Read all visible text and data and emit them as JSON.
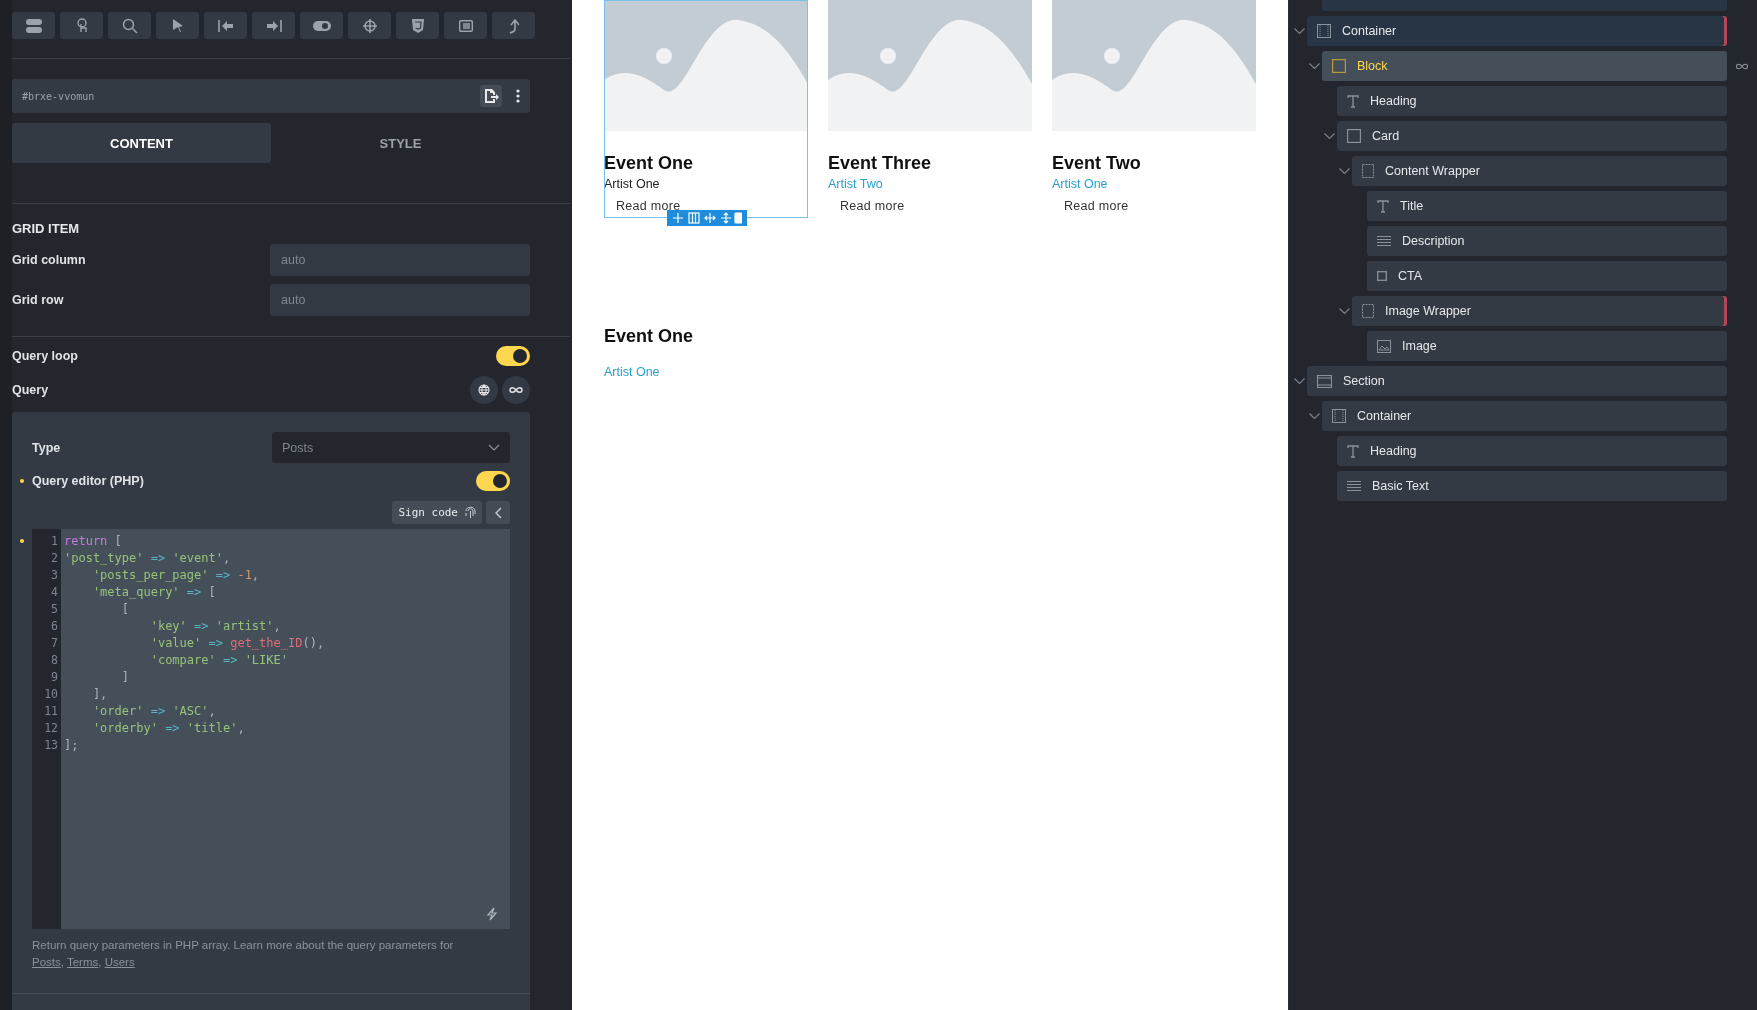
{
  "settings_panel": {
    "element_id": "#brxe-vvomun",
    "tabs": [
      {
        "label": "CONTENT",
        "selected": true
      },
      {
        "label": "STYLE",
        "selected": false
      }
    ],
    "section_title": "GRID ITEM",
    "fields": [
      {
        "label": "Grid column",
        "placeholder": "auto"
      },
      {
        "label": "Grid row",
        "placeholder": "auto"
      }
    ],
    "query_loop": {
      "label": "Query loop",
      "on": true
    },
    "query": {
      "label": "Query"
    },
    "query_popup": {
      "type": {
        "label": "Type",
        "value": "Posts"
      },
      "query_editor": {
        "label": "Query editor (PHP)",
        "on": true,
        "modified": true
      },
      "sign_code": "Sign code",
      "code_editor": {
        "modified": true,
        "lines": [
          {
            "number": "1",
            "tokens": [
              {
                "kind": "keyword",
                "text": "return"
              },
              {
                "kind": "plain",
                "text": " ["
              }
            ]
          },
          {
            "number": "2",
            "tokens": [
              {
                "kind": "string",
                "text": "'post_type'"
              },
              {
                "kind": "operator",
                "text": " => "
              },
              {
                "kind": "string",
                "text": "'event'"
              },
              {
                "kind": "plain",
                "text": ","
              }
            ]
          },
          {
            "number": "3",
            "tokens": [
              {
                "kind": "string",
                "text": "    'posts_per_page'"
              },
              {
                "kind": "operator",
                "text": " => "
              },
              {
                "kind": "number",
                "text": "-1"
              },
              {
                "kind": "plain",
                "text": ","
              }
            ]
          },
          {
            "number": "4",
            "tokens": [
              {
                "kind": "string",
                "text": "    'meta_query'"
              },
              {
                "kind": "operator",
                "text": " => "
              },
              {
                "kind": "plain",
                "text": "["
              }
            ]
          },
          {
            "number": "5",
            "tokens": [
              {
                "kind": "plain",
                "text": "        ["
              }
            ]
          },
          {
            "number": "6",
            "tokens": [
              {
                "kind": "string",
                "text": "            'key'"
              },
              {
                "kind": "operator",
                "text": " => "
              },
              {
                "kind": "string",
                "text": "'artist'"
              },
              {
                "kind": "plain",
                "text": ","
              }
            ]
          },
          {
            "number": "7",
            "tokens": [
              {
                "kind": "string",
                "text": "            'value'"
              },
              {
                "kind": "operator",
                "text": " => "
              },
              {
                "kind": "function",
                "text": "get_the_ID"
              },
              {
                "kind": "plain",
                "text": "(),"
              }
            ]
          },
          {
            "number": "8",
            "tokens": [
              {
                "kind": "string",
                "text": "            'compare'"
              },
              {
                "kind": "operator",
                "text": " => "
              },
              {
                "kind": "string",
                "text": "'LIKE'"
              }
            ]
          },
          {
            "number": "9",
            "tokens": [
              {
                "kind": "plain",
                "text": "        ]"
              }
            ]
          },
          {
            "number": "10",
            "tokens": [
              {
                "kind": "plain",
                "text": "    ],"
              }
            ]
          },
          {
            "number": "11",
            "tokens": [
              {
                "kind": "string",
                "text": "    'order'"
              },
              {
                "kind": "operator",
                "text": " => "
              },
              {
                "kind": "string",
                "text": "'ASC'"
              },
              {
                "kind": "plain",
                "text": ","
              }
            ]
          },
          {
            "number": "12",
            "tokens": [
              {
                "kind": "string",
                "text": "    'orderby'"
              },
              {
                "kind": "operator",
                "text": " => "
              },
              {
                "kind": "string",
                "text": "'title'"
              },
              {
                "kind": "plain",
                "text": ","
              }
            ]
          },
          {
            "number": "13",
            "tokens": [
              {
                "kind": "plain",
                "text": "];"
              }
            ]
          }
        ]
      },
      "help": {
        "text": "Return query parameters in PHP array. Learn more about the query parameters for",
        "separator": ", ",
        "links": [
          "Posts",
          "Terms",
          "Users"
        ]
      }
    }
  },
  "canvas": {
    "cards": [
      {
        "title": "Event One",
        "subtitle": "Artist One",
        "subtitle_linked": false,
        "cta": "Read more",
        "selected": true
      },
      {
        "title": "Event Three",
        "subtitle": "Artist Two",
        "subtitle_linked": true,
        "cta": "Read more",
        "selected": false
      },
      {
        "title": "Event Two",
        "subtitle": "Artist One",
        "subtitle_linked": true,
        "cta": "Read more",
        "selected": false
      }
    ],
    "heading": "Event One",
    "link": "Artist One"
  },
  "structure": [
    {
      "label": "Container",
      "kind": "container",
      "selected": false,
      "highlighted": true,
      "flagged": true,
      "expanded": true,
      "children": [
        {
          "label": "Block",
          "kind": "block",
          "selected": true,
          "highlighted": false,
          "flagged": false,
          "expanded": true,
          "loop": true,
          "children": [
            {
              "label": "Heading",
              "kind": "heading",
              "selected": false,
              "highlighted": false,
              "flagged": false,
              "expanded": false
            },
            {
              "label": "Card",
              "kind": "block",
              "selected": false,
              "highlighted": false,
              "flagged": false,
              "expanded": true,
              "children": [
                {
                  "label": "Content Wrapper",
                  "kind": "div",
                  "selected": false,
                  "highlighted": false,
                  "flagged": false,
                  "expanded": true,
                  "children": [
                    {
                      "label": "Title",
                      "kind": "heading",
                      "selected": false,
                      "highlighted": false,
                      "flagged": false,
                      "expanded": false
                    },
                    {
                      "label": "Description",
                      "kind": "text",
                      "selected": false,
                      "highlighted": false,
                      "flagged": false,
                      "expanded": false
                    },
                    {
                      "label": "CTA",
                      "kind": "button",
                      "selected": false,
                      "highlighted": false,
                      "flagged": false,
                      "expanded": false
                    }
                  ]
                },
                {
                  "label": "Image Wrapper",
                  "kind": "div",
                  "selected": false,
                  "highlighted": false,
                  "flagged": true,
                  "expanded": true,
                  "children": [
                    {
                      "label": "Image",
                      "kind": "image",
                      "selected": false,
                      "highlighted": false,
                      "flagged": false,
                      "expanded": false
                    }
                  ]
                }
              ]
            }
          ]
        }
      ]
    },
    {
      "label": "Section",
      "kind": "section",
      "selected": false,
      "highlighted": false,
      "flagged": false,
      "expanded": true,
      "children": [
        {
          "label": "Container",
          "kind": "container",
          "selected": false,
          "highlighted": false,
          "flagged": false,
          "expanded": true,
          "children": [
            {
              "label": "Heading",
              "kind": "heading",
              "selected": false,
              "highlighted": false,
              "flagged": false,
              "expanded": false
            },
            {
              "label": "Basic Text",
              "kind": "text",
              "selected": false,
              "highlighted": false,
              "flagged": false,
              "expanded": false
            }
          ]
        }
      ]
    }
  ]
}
◆ ◆ ◆ ◆ ◆ ◆ ◆
What you need to do — Every record above should be written out again exactly; the pictures stay out of the copy.

The answer —
Read all visible text and data and emit them as JSON.
{
  "settings_panel": {
    "element_id": "#brxe-vvomun",
    "tabs": [
      {
        "label": "CONTENT",
        "selected": true
      },
      {
        "label": "STYLE",
        "selected": false
      }
    ],
    "section_title": "GRID ITEM",
    "fields": [
      {
        "label": "Grid column",
        "placeholder": "auto"
      },
      {
        "label": "Grid row",
        "placeholder": "auto"
      }
    ],
    "query_loop": {
      "label": "Query loop",
      "on": true
    },
    "query": {
      "label": "Query"
    },
    "query_popup": {
      "type": {
        "label": "Type",
        "value": "Posts"
      },
      "query_editor": {
        "label": "Query editor (PHP)",
        "on": true,
        "modified": true
      },
      "sign_code": "Sign code",
      "code_editor": {
        "modified": true,
        "lines": [
          {
            "number": "1",
            "tokens": [
              {
                "kind": "keyword",
                "text": "return"
              },
              {
                "kind": "plain",
                "text": " ["
              }
            ]
          },
          {
            "number": "2",
            "tokens": [
              {
                "kind": "string",
                "text": "'post_type'"
              },
              {
                "kind": "operator",
                "text": " => "
              },
              {
                "kind": "string",
                "text": "'event'"
              },
              {
                "kind": "plain",
                "text": ","
              }
            ]
          },
          {
            "number": "3",
            "tokens": [
              {
                "kind": "string",
                "text": "    'posts_per_page'"
              },
              {
                "kind": "operator",
                "text": " => "
              },
              {
                "kind": "number",
                "text": "-1"
              },
              {
                "kind": "plain",
                "text": ","
              }
            ]
          },
          {
            "number": "4",
            "tokens": [
              {
                "kind": "string",
                "text": "    'meta_query'"
              },
              {
                "kind": "operator",
                "text": " => "
              },
              {
                "kind": "plain",
                "text": "["
              }
            ]
          },
          {
            "number": "5",
            "tokens": [
              {
                "kind": "plain",
                "text": "        ["
              }
            ]
          },
          {
            "number": "6",
            "tokens": [
              {
                "kind": "string",
                "text": "            'key'"
              },
              {
                "kind": "operator",
                "text": " => "
              },
              {
                "kind": "string",
                "text": "'artist'"
              },
              {
                "kind": "plain",
                "text": ","
              }
            ]
          },
          {
            "number": "7",
            "tokens": [
              {
                "kind": "string",
                "text": "            'value'"
              },
              {
                "kind": "operator",
                "text": " => "
              },
              {
                "kind": "function",
                "text": "get_the_ID"
              },
              {
                "kind": "plain",
                "text": "(),"
              }
            ]
          },
          {
            "number": "8",
            "tokens": [
              {
                "kind": "string",
                "text": "            'compare'"
              },
              {
                "kind": "operator",
                "text": " => "
              },
              {
                "kind": "string",
                "text": "'LIKE'"
              }
            ]
          },
          {
            "number": "9",
            "tokens": [
              {
                "kind": "plain",
                "text": "        ]"
              }
            ]
          },
          {
            "number": "10",
            "tokens": [
              {
                "kind": "plain",
                "text": "    ],"
              }
            ]
          },
          {
            "number": "11",
            "tokens": [
              {
                "kind": "string",
                "text": "    'order'"
              },
              {
                "kind": "operator",
                "text": " => "
              },
              {
                "kind": "string",
                "text": "'ASC'"
              },
              {
                "kind": "plain",
                "text": ","
              }
            ]
          },
          {
            "number": "12",
            "tokens": [
              {
                "kind": "string",
                "text": "    'orderby'"
              },
              {
                "kind": "operator",
                "text": " => "
              },
              {
                "kind": "string",
                "text": "'title'"
              },
              {
                "kind": "plain",
                "text": ","
              }
            ]
          },
          {
            "number": "13",
            "tokens": [
              {
                "kind": "plain",
                "text": "];"
              }
            ]
          }
        ]
      },
      "help": {
        "text": "Return query parameters in PHP array. Learn more about the query parameters for",
        "separator": ", ",
        "links": [
          "Posts",
          "Terms",
          "Users"
        ]
      }
    }
  },
  "canvas": {
    "cards": [
      {
        "title": "Event One",
        "subtitle": "Artist One",
        "subtitle_linked": false,
        "cta": "Read more",
        "selected": true
      },
      {
        "title": "Event Three",
        "subtitle": "Artist Two",
        "subtitle_linked": true,
        "cta": "Read more",
        "selected": false
      },
      {
        "title": "Event Two",
        "subtitle": "Artist One",
        "subtitle_linked": true,
        "cta": "Read more",
        "selected": false
      }
    ],
    "heading": "Event One",
    "link": "Artist One"
  },
  "structure": [
    {
      "label": "Container",
      "kind": "container",
      "selected": false,
      "highlighted": true,
      "flagged": true,
      "expanded": true,
      "children": [
        {
          "label": "Block",
          "kind": "block",
          "selected": true,
          "highlighted": false,
          "flagged": false,
          "expanded": true,
          "loop": true,
          "children": [
            {
              "label": "Heading",
              "kind": "heading",
              "selected": false,
              "highlighted": false,
              "flagged": false,
              "expanded": false
            },
            {
              "label": "Card",
              "kind": "block",
              "selected": false,
              "highlighted": false,
              "flagged": false,
              "expanded": true,
              "children": [
                {
                  "label": "Content Wrapper",
                  "kind": "div",
                  "selected": false,
                  "highlighted": false,
                  "flagged": false,
                  "expanded": true,
                  "children": [
                    {
                      "label": "Title",
                      "kind": "heading",
                      "selected": false,
                      "highlighted": false,
                      "flagged": false,
                      "expanded": false
                    },
                    {
                      "label": "Description",
                      "kind": "text",
                      "selected": false,
                      "highlighted": false,
                      "flagged": false,
                      "expanded": false
                    },
                    {
                      "label": "CTA",
                      "kind": "button",
                      "selected": false,
                      "highlighted": false,
                      "flagged": false,
                      "expanded": false
                    }
                  ]
                },
                {
                  "label": "Image Wrapper",
                  "kind": "div",
                  "selected": false,
                  "highlighted": false,
                  "flagged": true,
                  "expanded": true,
                  "children": [
                    {
                      "label": "Image",
                      "kind": "image",
                      "selected": false,
                      "highlighted": false,
                      "flagged": false,
                      "expanded": false
                    }
                  ]
                }
              ]
            }
          ]
        }
      ]
    },
    {
      "label": "Section",
      "kind": "section",
      "selected": false,
      "highlighted": false,
      "flagged": false,
      "expanded": true,
      "children": [
        {
          "label": "Container",
          "kind": "container",
          "selected": false,
          "highlighted": false,
          "flagged": false,
          "expanded": true,
          "children": [
            {
              "label": "Heading",
              "kind": "heading",
              "selected": false,
              "highlighted": false,
              "flagged": false,
              "expanded": false
            },
            {
              "label": "Basic Text",
              "kind": "text",
              "selected": false,
              "highlighted": false,
              "flagged": false,
              "expanded": false
            }
          ]
        }
      ]
    }
  ]
}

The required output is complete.